--- BEGIN Extracted records ---

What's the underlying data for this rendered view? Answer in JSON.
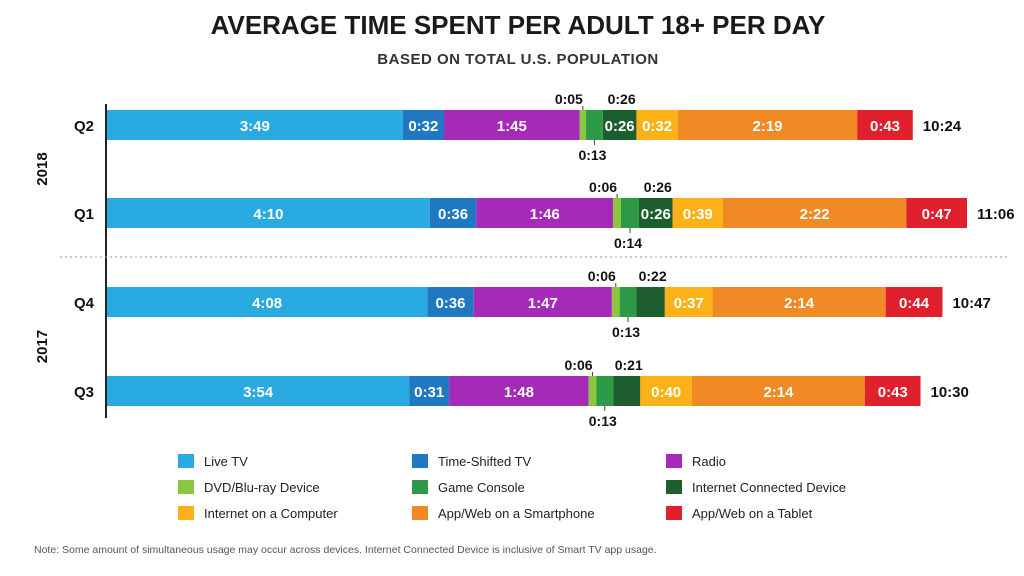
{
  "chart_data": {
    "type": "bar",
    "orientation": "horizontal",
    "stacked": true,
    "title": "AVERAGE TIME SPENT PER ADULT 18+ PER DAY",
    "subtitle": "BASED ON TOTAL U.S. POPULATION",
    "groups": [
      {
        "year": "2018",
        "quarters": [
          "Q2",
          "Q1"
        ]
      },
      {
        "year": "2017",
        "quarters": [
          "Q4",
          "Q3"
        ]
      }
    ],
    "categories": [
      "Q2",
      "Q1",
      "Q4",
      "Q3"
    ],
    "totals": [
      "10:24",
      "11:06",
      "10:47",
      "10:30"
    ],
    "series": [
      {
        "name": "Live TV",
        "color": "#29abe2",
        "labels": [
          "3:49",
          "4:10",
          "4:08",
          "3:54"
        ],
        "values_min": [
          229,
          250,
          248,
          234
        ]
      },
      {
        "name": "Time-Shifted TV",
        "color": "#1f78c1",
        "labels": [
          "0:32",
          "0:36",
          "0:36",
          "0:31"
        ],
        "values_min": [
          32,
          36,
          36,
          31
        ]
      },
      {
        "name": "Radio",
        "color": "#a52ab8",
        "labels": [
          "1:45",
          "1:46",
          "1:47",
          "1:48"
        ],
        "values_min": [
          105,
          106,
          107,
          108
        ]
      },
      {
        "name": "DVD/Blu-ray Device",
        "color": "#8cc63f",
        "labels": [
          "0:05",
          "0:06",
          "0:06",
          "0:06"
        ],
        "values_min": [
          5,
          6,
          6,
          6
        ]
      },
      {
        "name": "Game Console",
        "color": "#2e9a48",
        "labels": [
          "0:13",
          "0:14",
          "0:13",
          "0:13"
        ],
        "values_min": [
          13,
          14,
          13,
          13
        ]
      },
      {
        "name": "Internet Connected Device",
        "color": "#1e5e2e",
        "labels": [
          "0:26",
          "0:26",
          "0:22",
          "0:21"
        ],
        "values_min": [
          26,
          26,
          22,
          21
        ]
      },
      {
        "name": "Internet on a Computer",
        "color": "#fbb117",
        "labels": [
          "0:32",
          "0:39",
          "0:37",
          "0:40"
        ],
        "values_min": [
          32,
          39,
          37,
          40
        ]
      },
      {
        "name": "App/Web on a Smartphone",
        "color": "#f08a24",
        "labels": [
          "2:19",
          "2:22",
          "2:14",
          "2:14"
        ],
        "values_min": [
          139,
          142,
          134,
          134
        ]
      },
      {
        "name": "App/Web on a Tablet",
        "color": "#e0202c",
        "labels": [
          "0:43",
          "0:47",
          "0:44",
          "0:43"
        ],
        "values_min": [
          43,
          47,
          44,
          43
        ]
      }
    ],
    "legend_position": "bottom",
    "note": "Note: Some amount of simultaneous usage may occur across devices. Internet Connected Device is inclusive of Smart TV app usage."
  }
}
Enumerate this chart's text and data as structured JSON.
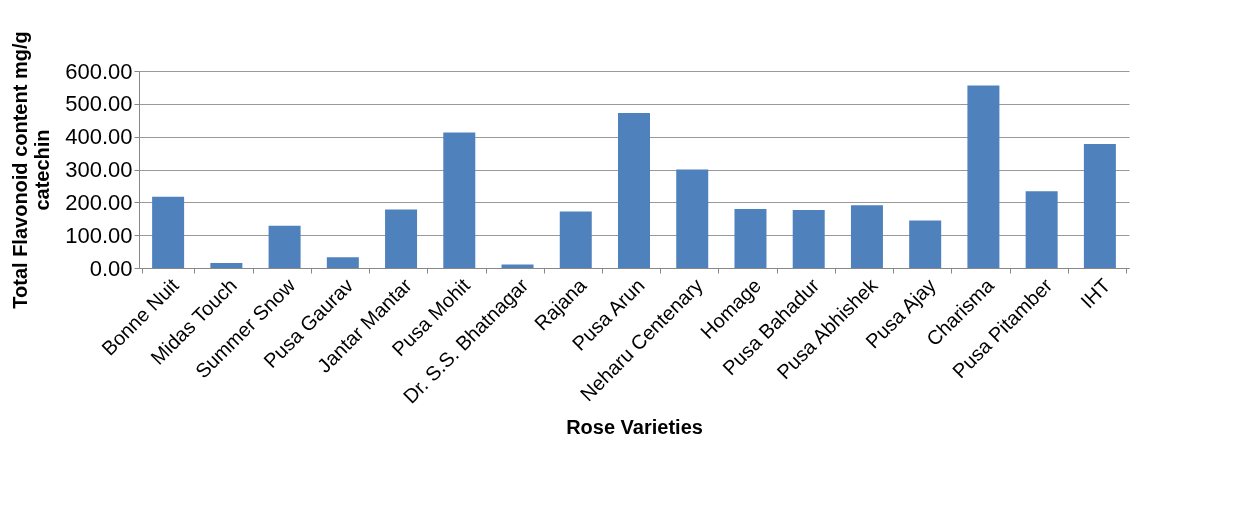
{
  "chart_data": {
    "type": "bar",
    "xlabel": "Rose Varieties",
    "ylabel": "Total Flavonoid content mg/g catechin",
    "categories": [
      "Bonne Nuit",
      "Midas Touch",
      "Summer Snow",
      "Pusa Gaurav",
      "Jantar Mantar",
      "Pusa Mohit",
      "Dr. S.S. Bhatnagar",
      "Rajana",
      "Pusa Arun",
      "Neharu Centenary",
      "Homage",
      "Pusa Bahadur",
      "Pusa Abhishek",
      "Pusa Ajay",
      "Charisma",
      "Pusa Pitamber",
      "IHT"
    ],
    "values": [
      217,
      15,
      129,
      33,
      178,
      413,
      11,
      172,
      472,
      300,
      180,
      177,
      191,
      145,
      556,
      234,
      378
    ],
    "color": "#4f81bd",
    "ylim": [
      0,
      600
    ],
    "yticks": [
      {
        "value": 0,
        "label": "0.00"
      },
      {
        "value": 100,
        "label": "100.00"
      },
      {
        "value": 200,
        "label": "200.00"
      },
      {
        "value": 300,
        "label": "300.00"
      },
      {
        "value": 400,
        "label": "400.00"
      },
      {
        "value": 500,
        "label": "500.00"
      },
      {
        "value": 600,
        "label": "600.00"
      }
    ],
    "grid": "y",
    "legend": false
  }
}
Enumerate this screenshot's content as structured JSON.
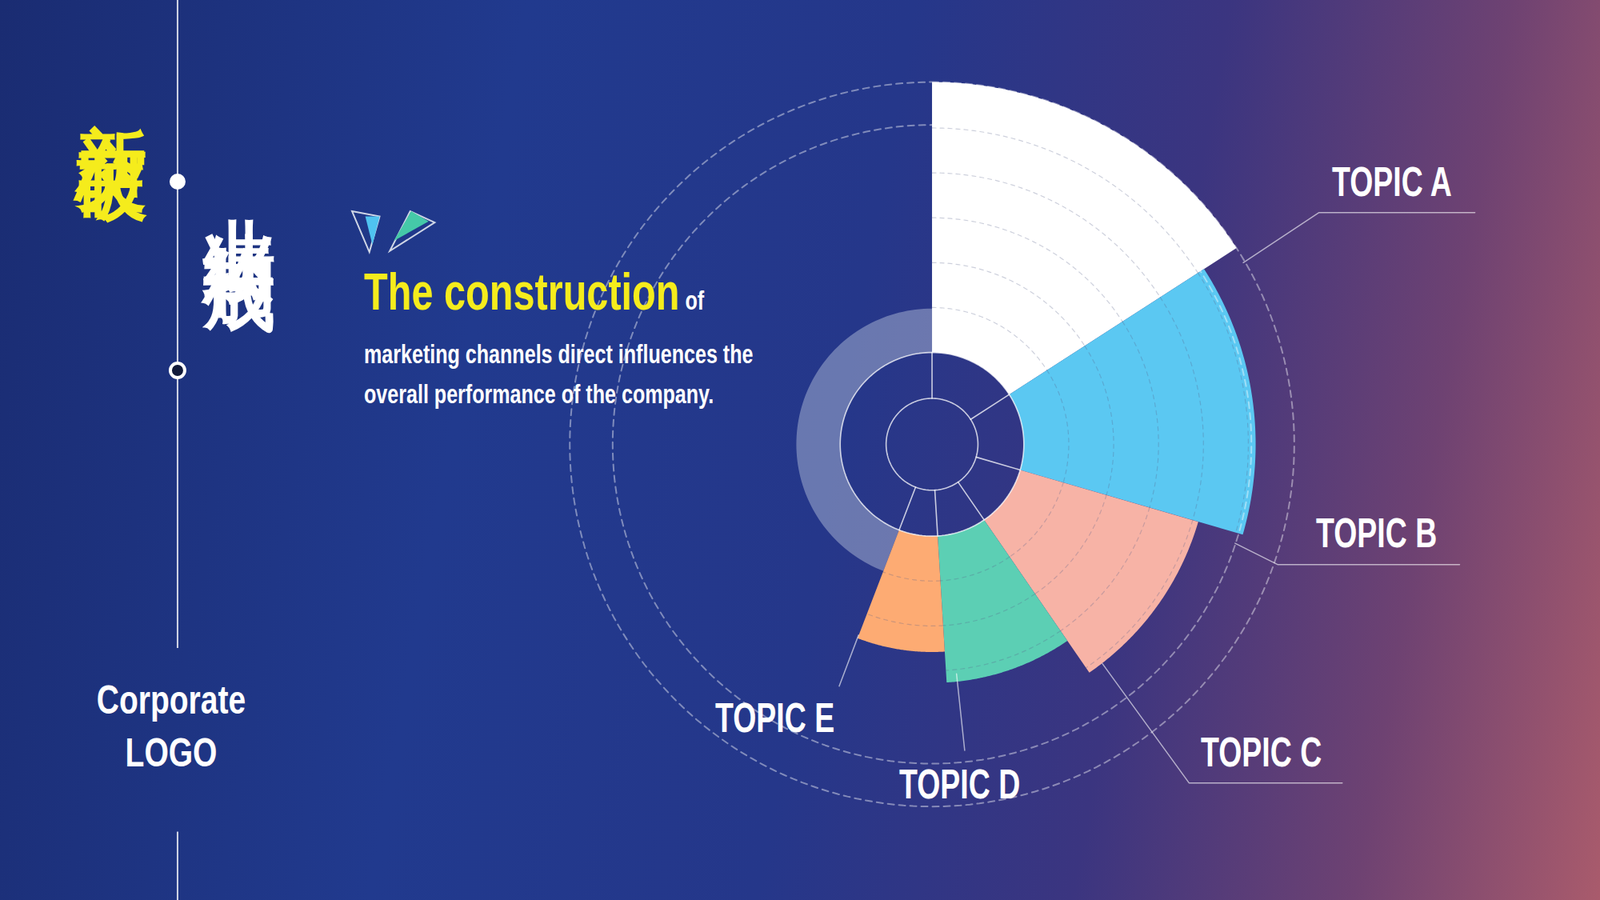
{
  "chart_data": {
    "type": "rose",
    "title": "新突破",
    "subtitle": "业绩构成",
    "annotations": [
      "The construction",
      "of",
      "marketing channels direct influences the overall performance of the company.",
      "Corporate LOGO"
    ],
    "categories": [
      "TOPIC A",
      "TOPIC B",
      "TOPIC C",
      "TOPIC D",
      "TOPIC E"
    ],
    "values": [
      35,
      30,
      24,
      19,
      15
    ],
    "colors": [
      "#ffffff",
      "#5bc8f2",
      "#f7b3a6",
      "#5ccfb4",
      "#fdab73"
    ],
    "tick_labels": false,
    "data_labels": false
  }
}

--- END Extracted records ---

### Work required
Reproduce the data word for word, excluding its pictures.

### Exercise answer
What's the underlying data for this rendered view? Answer in JSON.
{
  "chart_data": {
    "type": "bar",
    "orientation": "horizontal",
    "stacked": true,
    "title": "AVERAGE TIME SPENT PER ADULT 18+ PER DAY",
    "subtitle": "BASED ON TOTAL U.S. POPULATION",
    "groups": [
      {
        "year": "2018",
        "quarters": [
          "Q2",
          "Q1"
        ]
      },
      {
        "year": "2017",
        "quarters": [
          "Q4",
          "Q3"
        ]
      }
    ],
    "categories": [
      "Q2",
      "Q1",
      "Q4",
      "Q3"
    ],
    "totals": [
      "10:24",
      "11:06",
      "10:47",
      "10:30"
    ],
    "series": [
      {
        "name": "Live TV",
        "color": "#29abe2",
        "labels": [
          "3:49",
          "4:10",
          "4:08",
          "3:54"
        ],
        "values_min": [
          229,
          250,
          248,
          234
        ]
      },
      {
        "name": "Time-Shifted TV",
        "color": "#1f78c1",
        "labels": [
          "0:32",
          "0:36",
          "0:36",
          "0:31"
        ],
        "values_min": [
          32,
          36,
          36,
          31
        ]
      },
      {
        "name": "Radio",
        "color": "#a52ab8",
        "labels": [
          "1:45",
          "1:46",
          "1:47",
          "1:48"
        ],
        "values_min": [
          105,
          106,
          107,
          108
        ]
      },
      {
        "name": "DVD/Blu-ray Device",
        "color": "#8cc63f",
        "labels": [
          "0:05",
          "0:06",
          "0:06",
          "0:06"
        ],
        "values_min": [
          5,
          6,
          6,
          6
        ]
      },
      {
        "name": "Game Console",
        "color": "#2e9a48",
        "labels": [
          "0:13",
          "0:14",
          "0:13",
          "0:13"
        ],
        "values_min": [
          13,
          14,
          13,
          13
        ]
      },
      {
        "name": "Internet Connected Device",
        "color": "#1e5e2e",
        "labels": [
          "0:26",
          "0:26",
          "0:22",
          "0:21"
        ],
        "values_min": [
          26,
          26,
          22,
          21
        ]
      },
      {
        "name": "Internet on a Computer",
        "color": "#fbb117",
        "labels": [
          "0:32",
          "0:39",
          "0:37",
          "0:40"
        ],
        "values_min": [
          32,
          39,
          37,
          40
        ]
      },
      {
        "name": "App/Web on a Smartphone",
        "color": "#f08a24",
        "labels": [
          "2:19",
          "2:22",
          "2:14",
          "2:14"
        ],
        "values_min": [
          139,
          142,
          134,
          134
        ]
      },
      {
        "name": "App/Web on a Tablet",
        "color": "#e0202c",
        "labels": [
          "0:43",
          "0:47",
          "0:44",
          "0:43"
        ],
        "values_min": [
          43,
          47,
          44,
          43
        ]
      }
    ],
    "legend_position": "bottom",
    "note": "Note: Some amount of simultaneous usage may occur across devices. Internet Connected Device is inclusive of Smart TV app usage."
  }
}
Enumerate this chart's text and data as structured JSON.
{
  "chart_data": {
    "type": "bar",
    "xlabel": "Rose Varieties",
    "ylabel": "Total Flavonoid content mg/g catechin",
    "categories": [
      "Bonne Nuit",
      "Midas Touch",
      "Summer Snow",
      "Pusa Gaurav",
      "Jantar Mantar",
      "Pusa Mohit",
      "Dr. S.S. Bhatnagar",
      "Rajana",
      "Pusa Arun",
      "Neharu Centenary",
      "Homage",
      "Pusa Bahadur",
      "Pusa Abhishek",
      "Pusa Ajay",
      "Charisma",
      "Pusa Pitamber",
      "IHT"
    ],
    "values": [
      217,
      15,
      129,
      33,
      178,
      413,
      11,
      172,
      472,
      300,
      180,
      177,
      191,
      145,
      556,
      234,
      378
    ],
    "color": "#4f81bd",
    "ylim": [
      0,
      600
    ],
    "yticks": [
      {
        "value": 0,
        "label": "0.00"
      },
      {
        "value": 100,
        "label": "100.00"
      },
      {
        "value": 200,
        "label": "200.00"
      },
      {
        "value": 300,
        "label": "300.00"
      },
      {
        "value": 400,
        "label": "400.00"
      },
      {
        "value": 500,
        "label": "500.00"
      },
      {
        "value": 600,
        "label": "600.00"
      }
    ],
    "grid": "y",
    "legend": false
  }
}
Enumerate this screenshot's content as structured JSON.
{
  "chart_data": {
    "type": "rose",
    "title": "新突破",
    "subtitle": "业绩构成",
    "annotations": [
      "The construction",
      "of",
      "marketing channels direct influences the overall performance of the company.",
      "Corporate LOGO"
    ],
    "categories": [
      "TOPIC A",
      "TOPIC B",
      "TOPIC C",
      "TOPIC D",
      "TOPIC E"
    ],
    "values": [
      35,
      30,
      24,
      19,
      15
    ],
    "colors": [
      "#ffffff",
      "#5bc8f2",
      "#f7b3a6",
      "#5ccfb4",
      "#fdab73"
    ],
    "tick_labels": false,
    "data_labels": false
  }
}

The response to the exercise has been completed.